Materials provided:
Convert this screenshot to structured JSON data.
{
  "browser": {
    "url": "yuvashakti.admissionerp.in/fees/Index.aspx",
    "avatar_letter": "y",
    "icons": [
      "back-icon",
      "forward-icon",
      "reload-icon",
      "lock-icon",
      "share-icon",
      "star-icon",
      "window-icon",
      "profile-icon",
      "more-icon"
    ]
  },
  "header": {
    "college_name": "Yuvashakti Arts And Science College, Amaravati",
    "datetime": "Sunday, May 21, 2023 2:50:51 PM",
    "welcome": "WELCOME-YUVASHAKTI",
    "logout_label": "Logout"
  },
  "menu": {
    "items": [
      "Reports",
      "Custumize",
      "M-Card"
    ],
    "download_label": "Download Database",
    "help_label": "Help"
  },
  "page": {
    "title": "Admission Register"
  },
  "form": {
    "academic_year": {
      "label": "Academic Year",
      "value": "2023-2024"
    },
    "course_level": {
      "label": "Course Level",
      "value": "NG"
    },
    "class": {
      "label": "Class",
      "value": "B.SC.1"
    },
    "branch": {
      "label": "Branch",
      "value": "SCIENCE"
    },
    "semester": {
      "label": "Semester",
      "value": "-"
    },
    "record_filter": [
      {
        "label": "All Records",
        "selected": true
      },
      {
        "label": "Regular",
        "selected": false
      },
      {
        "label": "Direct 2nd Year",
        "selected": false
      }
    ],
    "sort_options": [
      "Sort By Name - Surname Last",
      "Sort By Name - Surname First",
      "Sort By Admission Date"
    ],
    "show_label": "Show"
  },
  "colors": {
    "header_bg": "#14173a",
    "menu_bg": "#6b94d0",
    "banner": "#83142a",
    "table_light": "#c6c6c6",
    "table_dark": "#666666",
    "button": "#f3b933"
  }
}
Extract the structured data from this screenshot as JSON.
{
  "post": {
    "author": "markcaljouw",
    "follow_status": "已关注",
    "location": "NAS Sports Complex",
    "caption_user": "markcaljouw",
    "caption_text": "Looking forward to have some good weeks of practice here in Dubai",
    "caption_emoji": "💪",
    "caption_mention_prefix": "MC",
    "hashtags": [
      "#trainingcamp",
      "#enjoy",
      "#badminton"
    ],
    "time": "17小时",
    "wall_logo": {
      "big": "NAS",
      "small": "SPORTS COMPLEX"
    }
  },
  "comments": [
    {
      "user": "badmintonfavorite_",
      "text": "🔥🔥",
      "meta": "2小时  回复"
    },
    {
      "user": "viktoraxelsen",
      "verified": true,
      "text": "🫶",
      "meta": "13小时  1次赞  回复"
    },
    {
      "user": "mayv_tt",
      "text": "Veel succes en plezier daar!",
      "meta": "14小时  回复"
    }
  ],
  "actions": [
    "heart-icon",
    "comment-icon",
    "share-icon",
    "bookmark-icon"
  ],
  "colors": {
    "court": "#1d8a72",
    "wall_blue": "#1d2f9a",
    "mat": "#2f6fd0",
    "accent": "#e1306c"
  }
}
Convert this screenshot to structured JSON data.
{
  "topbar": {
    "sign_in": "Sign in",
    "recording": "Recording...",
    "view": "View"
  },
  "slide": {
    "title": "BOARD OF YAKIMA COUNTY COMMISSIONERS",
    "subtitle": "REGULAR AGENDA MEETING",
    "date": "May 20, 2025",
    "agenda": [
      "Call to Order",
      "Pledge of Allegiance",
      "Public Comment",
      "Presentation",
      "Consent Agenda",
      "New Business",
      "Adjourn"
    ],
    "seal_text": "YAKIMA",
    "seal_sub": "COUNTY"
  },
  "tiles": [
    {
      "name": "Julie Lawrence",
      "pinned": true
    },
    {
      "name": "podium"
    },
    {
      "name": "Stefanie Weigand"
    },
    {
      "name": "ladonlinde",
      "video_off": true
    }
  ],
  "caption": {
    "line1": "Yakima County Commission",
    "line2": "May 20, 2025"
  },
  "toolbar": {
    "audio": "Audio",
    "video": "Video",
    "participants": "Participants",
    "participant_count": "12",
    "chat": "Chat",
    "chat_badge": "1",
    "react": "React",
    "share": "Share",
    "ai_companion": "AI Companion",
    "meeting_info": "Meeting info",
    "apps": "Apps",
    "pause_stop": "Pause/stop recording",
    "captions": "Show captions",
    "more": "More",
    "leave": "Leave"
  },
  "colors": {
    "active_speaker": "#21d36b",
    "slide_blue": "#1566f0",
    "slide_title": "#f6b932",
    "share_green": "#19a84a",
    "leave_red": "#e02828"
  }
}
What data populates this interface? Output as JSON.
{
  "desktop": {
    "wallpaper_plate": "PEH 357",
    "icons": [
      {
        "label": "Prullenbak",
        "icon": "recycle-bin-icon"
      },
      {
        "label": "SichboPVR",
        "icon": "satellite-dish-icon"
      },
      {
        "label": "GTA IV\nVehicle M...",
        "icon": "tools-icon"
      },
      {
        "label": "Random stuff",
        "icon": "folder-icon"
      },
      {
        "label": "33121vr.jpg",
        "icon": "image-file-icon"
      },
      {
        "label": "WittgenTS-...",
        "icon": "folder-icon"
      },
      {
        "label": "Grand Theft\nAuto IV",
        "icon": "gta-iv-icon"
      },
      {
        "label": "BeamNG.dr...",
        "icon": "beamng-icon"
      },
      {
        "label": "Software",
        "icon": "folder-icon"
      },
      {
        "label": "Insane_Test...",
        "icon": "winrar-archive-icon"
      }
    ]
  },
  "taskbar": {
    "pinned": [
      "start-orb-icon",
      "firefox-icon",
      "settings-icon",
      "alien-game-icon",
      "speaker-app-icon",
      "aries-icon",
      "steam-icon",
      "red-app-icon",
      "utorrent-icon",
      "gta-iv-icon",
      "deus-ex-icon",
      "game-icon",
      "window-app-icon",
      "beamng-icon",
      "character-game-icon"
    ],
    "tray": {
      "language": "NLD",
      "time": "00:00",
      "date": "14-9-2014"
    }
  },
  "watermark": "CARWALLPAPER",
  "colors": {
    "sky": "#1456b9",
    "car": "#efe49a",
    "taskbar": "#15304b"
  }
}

What is expected: Find every line in the records that contains the word "JSON"; copy those lines.

Reply to the exercise:
Convert this screenshot to structured JSON data.
Extract the structured data from this screenshot as JSON.
Convert this screenshot to structured JSON data.
What data populates this interface? Output as JSON.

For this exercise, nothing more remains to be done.